Text under study =
********************

Not hearing anything on the order after four days we sent notes to Wahoo’s customer service department. The responses indicated the units had accidentally been oversold, so we were offered refurbished 2016 units for $100 less. Having the same warranty and being even cheaper, that sounded great! We both accepted the offer and waited. A day later we were informed that the warehouse had found more stock of the new 2016 units and those were on the way, with the refurb offer rescinded. Not as good of a deal, but still, great! Because of this back and forth Melinda, the customer service person, tossed in a 142×12 Thru Axle Adapter for me and a TICKR X Heart Rate Monitor for Kristen; both things we could use and a really nice gesture.

Unfortunately, when the KICKRs arrived, we found that Wahoo had screwed up. These were not new units, nor refurbished, but instead returns which likely hadn’t been opened since the customers packed them up. Mine was scraped and the end caps were chewed up as if the previous owner didn’t clamp it down properly and had the bike come off while riding. The cassette was slightly greasy, it had a bunch of non-Wahoo stuff (Garmin manual and packaging, Monoprice packaging) in the box, and fine plastic dust from the expanded foam packaging was spread all over, including in the resistance unit. Kristen’s was arguably worse, with a heavily scuffed flywheel area (as if the owner had it resting against something), an empty through axle adapter box, and the previous owner’s personal info: the RMA from Clever Training and — inexplicably — a copy of his vehicle inspection report from Volkswagen Credit.

My KICKR:

 
  

Kristen’s KICKR:

IMG_4727.JPG IMG_4728.JPG IMG_4742.JPG
IMG_4730.JPG IMG_4743.JPG IMG_E4729.JPG

Separately we both immediately contacted Wahoo, but being Saturday didn’t hear back until Monday afternoon. (They’re open M-F, 10am – 7pm, and email responses seem to take about a day.) The first responses offered $100 refunds claiming the units were refurbished. After pushing back indicating that they are simply used and don’t seem like it’d be up to their standards, the refund offer was upped to $200 with the opportunity to test them out before accepting. While $699 is an even better price, neither of us were keen on paying so much for used trainers with plastic dust in sensitive electronics.

********************

Document layout analysis data =

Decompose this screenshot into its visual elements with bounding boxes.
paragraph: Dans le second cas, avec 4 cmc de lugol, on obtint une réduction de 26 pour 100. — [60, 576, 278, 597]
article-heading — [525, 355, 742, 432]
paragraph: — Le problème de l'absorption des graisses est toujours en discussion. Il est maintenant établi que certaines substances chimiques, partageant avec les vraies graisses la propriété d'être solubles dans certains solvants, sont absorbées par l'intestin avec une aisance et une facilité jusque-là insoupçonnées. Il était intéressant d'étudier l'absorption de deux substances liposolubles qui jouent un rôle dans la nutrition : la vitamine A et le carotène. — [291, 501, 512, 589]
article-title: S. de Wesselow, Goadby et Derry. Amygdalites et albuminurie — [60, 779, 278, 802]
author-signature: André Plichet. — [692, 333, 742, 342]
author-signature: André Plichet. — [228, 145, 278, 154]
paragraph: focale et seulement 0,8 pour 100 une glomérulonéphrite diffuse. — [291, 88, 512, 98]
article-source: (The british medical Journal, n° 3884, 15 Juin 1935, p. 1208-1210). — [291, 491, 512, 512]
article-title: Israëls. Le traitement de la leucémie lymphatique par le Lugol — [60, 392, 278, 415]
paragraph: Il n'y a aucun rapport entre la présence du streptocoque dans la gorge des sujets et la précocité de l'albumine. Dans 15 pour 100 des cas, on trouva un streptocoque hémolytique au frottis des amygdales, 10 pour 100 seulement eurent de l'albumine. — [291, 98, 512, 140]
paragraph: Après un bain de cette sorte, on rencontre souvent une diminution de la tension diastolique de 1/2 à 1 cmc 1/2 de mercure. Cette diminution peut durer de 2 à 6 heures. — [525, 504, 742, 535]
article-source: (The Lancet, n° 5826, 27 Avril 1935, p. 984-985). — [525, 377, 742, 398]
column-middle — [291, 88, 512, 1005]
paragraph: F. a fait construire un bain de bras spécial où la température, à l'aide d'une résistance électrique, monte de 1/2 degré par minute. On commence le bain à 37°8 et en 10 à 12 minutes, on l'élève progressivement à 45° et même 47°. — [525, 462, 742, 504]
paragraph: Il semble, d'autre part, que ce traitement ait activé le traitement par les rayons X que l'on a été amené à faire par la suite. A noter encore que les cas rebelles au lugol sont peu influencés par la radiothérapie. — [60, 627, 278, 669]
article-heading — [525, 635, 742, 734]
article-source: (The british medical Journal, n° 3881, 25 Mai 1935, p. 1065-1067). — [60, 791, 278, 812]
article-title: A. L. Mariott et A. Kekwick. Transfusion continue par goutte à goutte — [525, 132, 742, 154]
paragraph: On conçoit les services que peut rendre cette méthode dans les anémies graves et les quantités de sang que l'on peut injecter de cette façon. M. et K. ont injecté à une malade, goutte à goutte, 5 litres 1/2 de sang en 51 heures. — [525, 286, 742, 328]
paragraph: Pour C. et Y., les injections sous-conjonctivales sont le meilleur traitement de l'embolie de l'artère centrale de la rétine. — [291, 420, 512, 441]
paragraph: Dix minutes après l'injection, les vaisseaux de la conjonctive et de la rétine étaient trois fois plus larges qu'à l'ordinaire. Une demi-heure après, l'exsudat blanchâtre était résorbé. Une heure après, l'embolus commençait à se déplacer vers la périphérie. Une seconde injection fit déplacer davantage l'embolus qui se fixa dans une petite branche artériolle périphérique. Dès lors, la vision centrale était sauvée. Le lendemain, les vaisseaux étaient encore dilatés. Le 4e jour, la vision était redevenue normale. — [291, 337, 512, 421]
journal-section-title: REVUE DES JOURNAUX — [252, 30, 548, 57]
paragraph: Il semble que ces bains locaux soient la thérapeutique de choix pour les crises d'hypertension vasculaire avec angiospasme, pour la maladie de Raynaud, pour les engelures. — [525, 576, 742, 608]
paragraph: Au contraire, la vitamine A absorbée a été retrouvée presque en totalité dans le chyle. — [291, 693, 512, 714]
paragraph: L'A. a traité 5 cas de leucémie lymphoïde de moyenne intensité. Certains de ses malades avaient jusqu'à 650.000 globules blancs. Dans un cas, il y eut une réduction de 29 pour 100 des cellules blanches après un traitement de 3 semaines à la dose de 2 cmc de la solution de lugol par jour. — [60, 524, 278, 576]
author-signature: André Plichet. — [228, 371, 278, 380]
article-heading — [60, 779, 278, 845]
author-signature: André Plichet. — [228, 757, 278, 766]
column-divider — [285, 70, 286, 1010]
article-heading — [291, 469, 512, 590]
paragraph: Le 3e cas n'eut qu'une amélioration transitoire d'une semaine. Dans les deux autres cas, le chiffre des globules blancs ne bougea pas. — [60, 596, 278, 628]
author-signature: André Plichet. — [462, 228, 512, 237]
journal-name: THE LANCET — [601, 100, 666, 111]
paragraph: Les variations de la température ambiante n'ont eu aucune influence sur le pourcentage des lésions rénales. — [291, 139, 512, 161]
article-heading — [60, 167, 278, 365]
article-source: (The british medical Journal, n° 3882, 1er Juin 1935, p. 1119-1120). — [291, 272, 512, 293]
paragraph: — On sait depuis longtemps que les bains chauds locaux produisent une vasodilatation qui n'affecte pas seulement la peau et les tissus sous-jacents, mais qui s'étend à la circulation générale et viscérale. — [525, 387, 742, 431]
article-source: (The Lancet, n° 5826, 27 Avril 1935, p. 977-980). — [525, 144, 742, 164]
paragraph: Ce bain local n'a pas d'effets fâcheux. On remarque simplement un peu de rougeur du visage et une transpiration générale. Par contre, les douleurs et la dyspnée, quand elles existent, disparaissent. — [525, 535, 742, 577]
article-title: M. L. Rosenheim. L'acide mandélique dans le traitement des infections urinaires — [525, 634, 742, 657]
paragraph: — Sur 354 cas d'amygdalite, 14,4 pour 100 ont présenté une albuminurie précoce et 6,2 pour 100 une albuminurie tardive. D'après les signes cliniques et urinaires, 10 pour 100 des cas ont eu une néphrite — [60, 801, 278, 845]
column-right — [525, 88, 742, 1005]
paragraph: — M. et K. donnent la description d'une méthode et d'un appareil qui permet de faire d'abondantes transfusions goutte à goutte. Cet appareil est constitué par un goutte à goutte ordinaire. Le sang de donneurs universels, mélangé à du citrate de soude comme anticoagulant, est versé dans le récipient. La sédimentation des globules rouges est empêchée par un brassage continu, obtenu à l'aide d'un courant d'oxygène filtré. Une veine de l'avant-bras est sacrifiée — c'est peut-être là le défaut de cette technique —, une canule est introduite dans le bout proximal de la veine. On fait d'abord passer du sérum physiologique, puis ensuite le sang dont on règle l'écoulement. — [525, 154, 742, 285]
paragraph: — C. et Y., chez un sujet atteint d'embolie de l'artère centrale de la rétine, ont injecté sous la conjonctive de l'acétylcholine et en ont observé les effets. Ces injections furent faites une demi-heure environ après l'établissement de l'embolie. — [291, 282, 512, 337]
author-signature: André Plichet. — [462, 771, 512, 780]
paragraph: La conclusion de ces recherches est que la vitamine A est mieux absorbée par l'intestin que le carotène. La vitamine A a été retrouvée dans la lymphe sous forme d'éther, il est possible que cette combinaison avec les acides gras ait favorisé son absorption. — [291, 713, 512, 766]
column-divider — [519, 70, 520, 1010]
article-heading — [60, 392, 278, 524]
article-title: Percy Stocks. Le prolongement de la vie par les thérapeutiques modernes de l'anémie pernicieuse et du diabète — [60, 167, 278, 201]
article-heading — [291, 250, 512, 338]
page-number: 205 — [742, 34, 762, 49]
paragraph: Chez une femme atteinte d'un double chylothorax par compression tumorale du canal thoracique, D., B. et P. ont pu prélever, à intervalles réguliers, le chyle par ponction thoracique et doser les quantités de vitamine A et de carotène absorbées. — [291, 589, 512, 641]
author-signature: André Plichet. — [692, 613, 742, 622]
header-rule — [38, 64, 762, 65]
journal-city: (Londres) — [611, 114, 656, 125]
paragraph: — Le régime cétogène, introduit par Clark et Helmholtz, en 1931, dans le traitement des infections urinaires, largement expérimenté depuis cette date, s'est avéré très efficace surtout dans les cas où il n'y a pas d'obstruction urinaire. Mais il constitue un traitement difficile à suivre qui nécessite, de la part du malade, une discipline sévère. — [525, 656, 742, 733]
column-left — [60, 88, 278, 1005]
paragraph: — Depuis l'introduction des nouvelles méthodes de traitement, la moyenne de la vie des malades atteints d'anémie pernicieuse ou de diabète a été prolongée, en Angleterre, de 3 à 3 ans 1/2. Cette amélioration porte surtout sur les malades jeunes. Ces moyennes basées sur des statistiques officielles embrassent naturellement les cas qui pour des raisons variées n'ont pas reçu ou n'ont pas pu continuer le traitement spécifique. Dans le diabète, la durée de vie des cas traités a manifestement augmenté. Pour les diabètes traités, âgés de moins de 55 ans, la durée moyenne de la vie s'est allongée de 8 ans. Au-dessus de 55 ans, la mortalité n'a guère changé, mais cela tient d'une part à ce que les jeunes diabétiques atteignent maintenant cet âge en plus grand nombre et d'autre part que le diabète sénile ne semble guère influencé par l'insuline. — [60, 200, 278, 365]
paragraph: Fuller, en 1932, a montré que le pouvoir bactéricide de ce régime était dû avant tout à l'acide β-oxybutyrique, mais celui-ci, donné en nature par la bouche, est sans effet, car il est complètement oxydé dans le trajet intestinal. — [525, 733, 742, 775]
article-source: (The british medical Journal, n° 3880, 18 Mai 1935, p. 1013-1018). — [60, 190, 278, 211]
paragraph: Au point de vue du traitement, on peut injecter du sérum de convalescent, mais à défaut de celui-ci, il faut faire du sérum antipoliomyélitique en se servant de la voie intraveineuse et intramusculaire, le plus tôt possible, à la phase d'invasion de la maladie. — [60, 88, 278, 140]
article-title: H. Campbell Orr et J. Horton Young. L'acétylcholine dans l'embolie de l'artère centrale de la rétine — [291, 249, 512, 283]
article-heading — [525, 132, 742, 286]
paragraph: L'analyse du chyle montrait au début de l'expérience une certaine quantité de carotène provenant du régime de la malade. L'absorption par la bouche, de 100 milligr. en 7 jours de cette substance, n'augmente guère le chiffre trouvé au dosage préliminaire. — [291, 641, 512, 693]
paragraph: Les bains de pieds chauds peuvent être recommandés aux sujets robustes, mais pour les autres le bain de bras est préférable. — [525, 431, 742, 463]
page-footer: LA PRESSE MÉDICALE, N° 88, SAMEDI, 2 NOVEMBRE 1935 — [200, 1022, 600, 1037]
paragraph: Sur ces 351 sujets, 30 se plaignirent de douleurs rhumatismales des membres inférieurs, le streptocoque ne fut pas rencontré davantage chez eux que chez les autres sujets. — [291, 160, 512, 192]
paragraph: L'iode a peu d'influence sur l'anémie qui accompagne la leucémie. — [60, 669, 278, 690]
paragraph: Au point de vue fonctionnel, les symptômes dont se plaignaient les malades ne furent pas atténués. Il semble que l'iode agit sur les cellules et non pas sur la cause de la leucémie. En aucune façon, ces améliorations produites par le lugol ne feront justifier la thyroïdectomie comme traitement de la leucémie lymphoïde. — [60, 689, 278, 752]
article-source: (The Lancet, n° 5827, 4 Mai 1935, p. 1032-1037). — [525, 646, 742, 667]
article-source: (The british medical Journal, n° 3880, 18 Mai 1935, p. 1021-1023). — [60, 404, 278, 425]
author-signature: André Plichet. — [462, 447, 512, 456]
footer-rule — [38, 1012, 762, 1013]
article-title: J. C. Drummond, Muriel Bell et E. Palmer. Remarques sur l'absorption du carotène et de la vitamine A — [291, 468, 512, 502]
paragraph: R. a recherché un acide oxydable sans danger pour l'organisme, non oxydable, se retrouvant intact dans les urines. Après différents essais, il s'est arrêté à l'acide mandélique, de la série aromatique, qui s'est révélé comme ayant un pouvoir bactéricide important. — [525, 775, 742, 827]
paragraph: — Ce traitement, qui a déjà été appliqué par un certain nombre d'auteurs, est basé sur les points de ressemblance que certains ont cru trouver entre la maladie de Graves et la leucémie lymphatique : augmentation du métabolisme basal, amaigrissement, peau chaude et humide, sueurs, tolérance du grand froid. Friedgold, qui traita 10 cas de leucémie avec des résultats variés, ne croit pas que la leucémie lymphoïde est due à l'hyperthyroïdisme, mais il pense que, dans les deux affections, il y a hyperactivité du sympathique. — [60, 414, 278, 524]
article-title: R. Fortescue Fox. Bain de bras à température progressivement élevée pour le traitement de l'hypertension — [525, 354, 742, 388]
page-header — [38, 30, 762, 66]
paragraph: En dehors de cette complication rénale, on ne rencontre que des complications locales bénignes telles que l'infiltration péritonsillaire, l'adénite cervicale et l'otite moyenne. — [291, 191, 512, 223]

********************

Work task = Extract the part of the text about the Wahoo trainers between "IMG_4727.JPG IMG_4728.JPG IMG_4742.JPG" and "in sensitive electronics.", inclusive.

Exercise result =
IMG_4727.JPG IMG_4728.JPG IMG_4742.JPG
IMG_4730.JPG IMG_4743.JPG IMG_E4729.JPG

Separately we both immediately contacted Wahoo, but being Saturday didn’t hear back until Monday afternoon. (They’re open M-F, 10am – 7pm, and email responses seem to take about a day.) The first responses offered $100 refunds claiming the units were refurbished. After pushing back indicating that they are simply used and don’t seem like it’d be up to their standards, the refund offer was upped to $200 with the opportunity to test them out before accepting. While $699 is an even better price, neither of us were keen on paying so much for used trainers with plastic dust in sensitive electronics.